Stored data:
┌──

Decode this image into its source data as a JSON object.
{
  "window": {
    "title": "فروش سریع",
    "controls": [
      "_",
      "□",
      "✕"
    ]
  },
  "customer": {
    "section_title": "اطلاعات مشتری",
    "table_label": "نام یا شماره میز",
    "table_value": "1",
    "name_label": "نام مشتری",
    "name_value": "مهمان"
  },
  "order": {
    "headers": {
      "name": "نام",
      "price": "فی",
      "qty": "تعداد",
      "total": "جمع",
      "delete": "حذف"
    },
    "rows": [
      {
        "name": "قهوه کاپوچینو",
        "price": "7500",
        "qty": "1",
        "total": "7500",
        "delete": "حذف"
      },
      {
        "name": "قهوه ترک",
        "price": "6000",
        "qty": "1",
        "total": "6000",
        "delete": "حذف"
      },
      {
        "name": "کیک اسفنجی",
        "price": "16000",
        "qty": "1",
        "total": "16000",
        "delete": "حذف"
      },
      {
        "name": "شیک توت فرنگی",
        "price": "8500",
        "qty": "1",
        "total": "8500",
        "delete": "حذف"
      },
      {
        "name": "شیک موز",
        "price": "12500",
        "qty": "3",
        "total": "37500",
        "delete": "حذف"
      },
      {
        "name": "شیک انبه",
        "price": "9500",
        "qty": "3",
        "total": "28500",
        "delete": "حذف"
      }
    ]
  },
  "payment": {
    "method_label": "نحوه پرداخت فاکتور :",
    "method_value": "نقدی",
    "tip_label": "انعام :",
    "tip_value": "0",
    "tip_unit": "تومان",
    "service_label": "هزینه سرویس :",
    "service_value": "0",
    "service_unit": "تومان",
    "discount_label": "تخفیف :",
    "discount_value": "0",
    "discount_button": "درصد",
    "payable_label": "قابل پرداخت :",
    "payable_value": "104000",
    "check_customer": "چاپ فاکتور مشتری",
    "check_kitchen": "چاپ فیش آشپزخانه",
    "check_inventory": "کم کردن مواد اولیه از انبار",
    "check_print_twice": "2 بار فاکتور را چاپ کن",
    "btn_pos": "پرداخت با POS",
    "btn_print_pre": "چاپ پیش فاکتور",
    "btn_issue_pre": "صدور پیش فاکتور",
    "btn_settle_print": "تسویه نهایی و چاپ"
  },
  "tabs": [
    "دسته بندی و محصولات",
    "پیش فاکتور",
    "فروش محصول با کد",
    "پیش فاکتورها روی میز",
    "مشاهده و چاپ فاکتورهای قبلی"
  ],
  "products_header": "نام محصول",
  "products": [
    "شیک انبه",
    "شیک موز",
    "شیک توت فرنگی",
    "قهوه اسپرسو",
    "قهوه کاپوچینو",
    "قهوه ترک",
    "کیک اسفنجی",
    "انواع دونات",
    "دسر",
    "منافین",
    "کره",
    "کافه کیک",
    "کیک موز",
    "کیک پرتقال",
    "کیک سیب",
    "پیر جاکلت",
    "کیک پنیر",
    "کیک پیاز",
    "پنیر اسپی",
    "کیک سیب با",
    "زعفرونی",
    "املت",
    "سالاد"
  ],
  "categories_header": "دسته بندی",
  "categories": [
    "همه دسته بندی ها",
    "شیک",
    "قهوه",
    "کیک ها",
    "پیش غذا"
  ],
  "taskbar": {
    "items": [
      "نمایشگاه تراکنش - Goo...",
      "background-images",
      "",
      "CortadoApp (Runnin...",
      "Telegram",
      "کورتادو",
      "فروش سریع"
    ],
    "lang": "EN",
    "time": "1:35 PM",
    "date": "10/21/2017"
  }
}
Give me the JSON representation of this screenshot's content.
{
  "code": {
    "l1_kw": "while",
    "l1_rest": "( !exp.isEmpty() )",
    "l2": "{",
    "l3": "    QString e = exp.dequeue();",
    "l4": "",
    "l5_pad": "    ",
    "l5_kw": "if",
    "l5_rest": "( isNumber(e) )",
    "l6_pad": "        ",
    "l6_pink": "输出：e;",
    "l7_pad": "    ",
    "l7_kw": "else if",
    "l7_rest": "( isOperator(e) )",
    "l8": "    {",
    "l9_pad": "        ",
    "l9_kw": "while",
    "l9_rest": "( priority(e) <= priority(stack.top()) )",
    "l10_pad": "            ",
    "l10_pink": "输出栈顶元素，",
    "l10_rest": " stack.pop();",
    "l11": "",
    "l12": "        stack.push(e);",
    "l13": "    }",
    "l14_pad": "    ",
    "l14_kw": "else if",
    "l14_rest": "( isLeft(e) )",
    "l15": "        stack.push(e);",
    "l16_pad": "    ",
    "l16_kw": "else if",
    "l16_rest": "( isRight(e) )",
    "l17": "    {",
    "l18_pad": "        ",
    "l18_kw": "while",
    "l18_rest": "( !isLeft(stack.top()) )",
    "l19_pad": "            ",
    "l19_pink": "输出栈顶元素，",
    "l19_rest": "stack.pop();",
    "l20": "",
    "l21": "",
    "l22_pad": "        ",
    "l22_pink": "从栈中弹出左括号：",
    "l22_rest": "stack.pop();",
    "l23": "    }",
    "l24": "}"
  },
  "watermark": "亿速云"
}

└──

[Short exercise]: Which lines hold the string "this"? List them all.

[Full output]:
Decode this image into its source data as a JSON object.
Give me the JSON representation of this screenshot's content.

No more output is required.